Exercise instructions ::
a – In the wheat harvest report, what percentage of Oklahoma's wheat harvest was complete by Sunday?
b – Reproduce the portion of the wheat harvest report starting with "All Aboard Wheat" and going on through "of 51 percent.".

Document passage ::
**********
Wheat harvest [Creative Commons Photo].
As of July 14, 2013, the wheat harvest around the country was progressing well.
All Aboard Wheat Harvest posted a July 2 summary:
"Texas- Small grain harvest continued across the state. While some producers continued to graze cattle on previously damaged wheat acres, others plowed fields and prepared for fall crops. Wheat harvest was 73 percent complete.
Oklahoma- Harvest of all small grains made substantial progress. Wheat harvest was 84 percent complete by Sunday, 10 points behind the five-year average.
Colorado- Seventy-nine percent of the state’s winter wheat crop was turning color by week’s end, up from 41 percent the previous week. Twenty-two percent of the crop was ripe while 7 percent has been harvested. Condition ratings for winter wheat declined last week with the majority rated very poor to poor. Sixty-seven percent of the spring wheat was headed, compared with 64 percent last year and the average of 51 percent.
Kansas- The winter wheat crop was turning color on 98 percent of the acreage, behind 100 a year ago and 100 average. Eighty-five percent of the crop was ripe, behind 100 last year and 92 average. The crop was 57 percent harvested, well behind last year’s 99 and 67 average. Condition rated 25 percent very poor, 18 poor, 24 fair, 25 good, and 8 excellent.
Nebraska- Wheat conditions rated 24 percent very poor, 26 poor, 33 fair, 16 good, and 1 excellent. Wheat turning color was 75 percent, behind 100 last year and 82 average. Wheat ripe was 11 percent, well behind 85 last year and 28 average.
South Dakota- Winter wheat jointed was at 99 percent. Headed was at 93 percent, behind 100 last year and 96 average. Turning color was at 3 percent, well behind 95 last year and 46 average. Condition rated 28 percent very poor, 27 poor, 30 fair, 14 good, and 1 excellent. Spring wheat jointed was at 91 percent, behind 2012 at 100 but near 93 average. Headed was at 52 percent, well behind last year at 99 and 66 average. Condition rated 1 percent very poor, 4 poor, 39 fair, 46 good, and 10 excellent.
**********
Data excerpts ::
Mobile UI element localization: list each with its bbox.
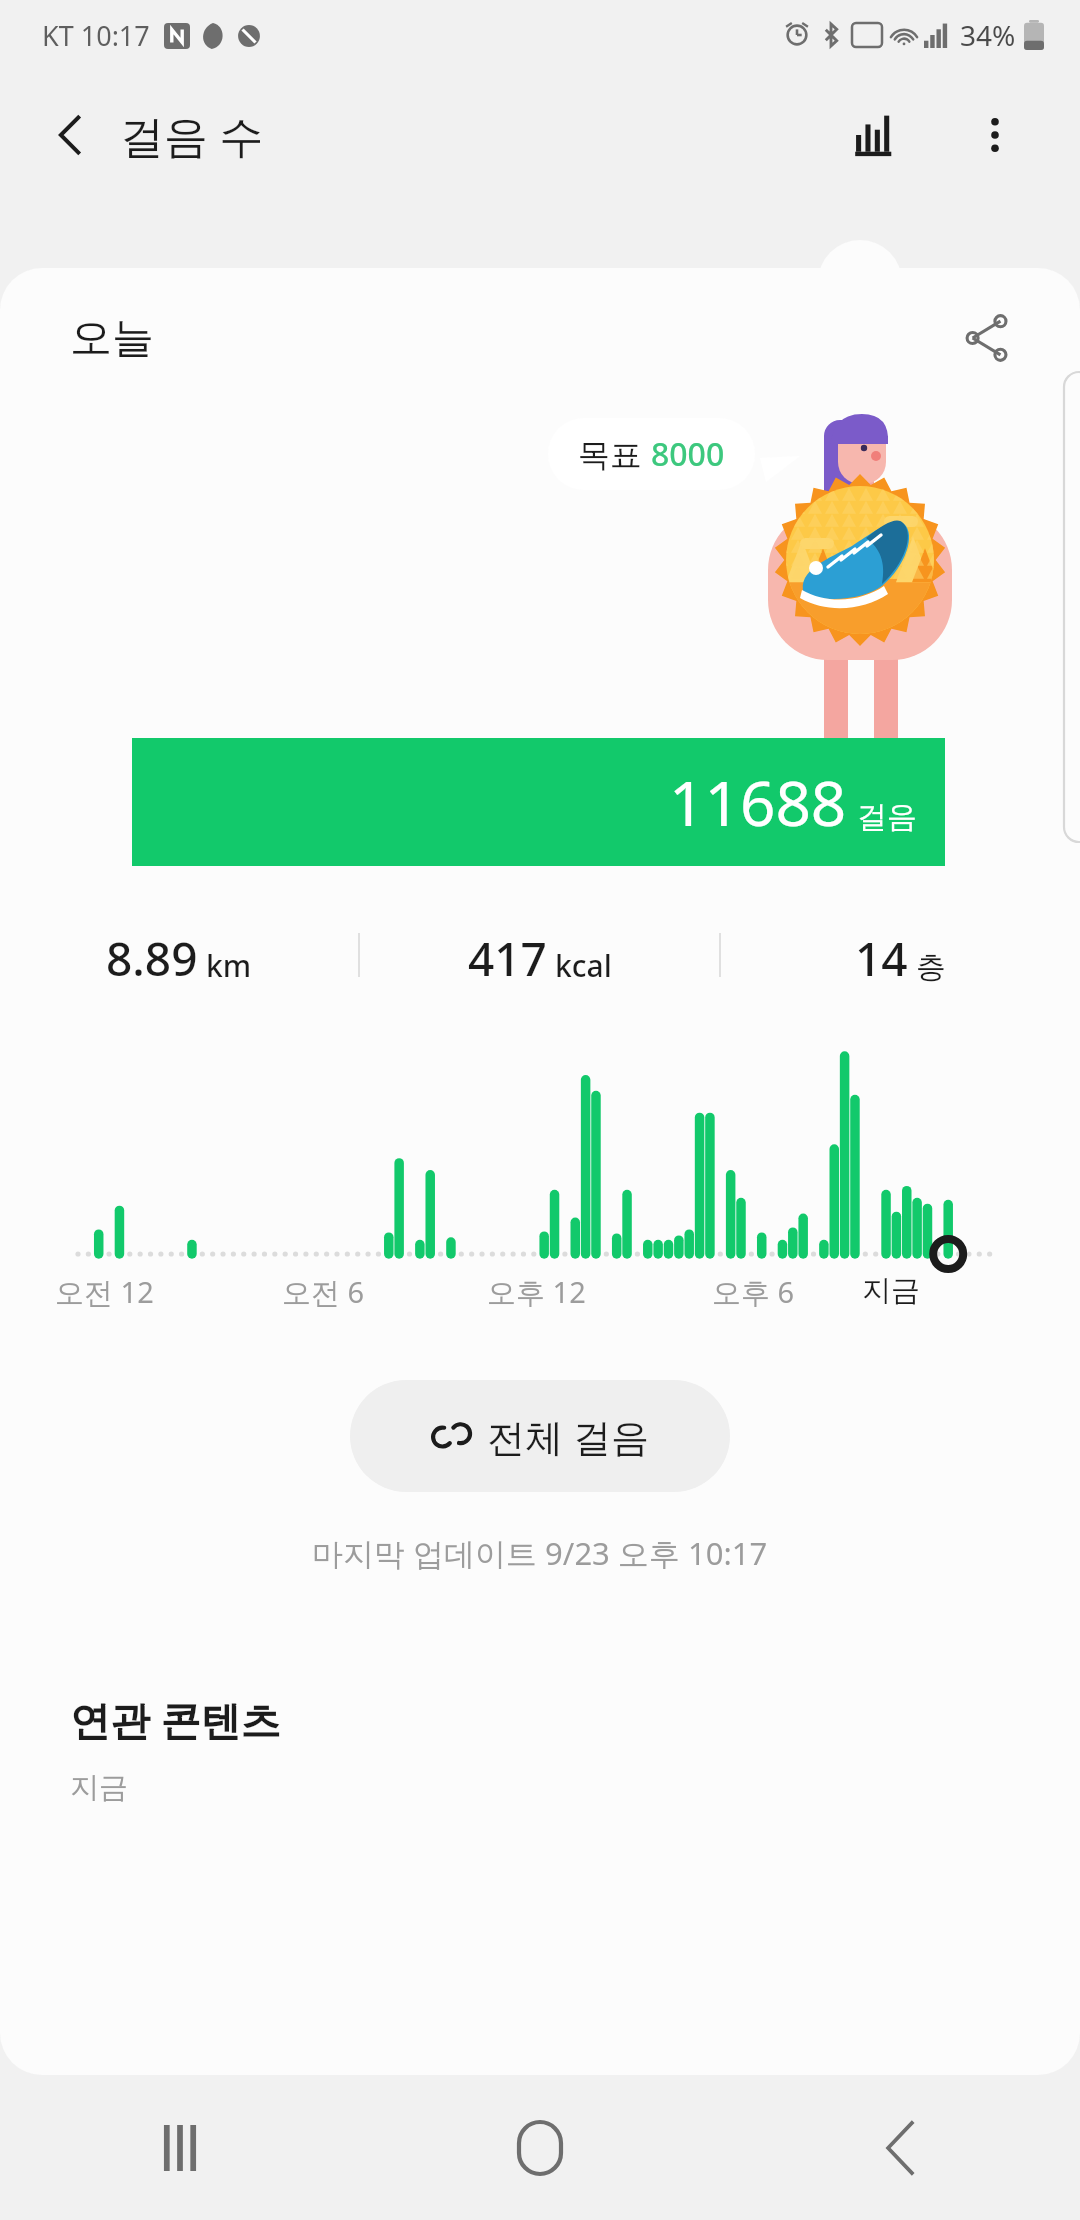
staticText: 목표 [578,432,651,476]
button[interactable]: 11688 [132,738,945,866]
staticText: 오후 12 [487,1272,586,1312]
button[interactable]: 전체 걸음 [350,1380,730,1492]
button[interactable]: Recents [0,2075,360,2220]
staticText: 오전 12 [55,1272,154,1312]
staticText: 걸음 수 [120,105,264,165]
staticText: 417 [468,927,547,990]
staticText: 지금 [862,1272,920,1309]
staticText: 오후 6 [712,1272,795,1312]
button[interactable]: Home [360,2075,720,2220]
staticText: 걸음 [857,798,917,836]
button[interactable]: More options [950,90,1040,180]
staticText: 지금 [70,1769,128,1806]
button[interactable]: Back [720,2075,1080,2220]
staticText: 전체 걸음 [487,1410,649,1462]
staticText: 8000 [651,432,725,476]
staticText: 8.89 [106,927,198,990]
staticText: 34% [960,16,1016,54]
button[interactable]: Chart [830,90,920,180]
staticText: 11688 [669,760,847,844]
staticText: 층 [916,948,946,986]
staticText: 마지막 업데이트 9/23 오후 10:17 [312,1532,768,1574]
staticText: KT 10:17 [42,17,150,54]
button[interactable]: 14 [721,920,1080,990]
staticText: 오늘 [70,312,154,365]
staticText: km [206,945,252,986]
button[interactable]: 417 [360,920,719,990]
button[interactable]: Share [944,295,1030,381]
button[interactable]: Back [28,93,112,177]
staticText: kcal [555,945,612,986]
button[interactable]: 8.89 [0,920,358,990]
staticText: 연관 콘텐츠 [70,1692,281,1747]
staticText: 오전 6 [282,1272,365,1312]
staticText: 14 [855,927,908,990]
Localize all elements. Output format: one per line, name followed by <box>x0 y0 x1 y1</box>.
**********
Answers provided ::
a – 84 percent

b –
All Aboard Wheat Harvest posted a July 2 summary:
"Texas- Small grain harvest continued across the state. While some producers continued to graze cattle on previously damaged wheat acres, others plowed fields and prepared for fall crops. Wheat harvest was 73 percent complete.
Oklahoma- Harvest of all small grains made substantial progress. Wheat harvest was 84 percent complete by Sunday, 10 points behind the five-year average.
Colorado- Seventy-nine percent of the state’s winter wheat crop was turning color by week’s end, up from 41 percent the previous week. Twenty-two percent of the crop was ripe while 7 percent has been harvested. Condition ratings for winter wheat declined last week with the majority rated very poor to poor. Sixty-seven percent of the spring wheat was headed, compared with 64 percent last year and the average of 51 percent.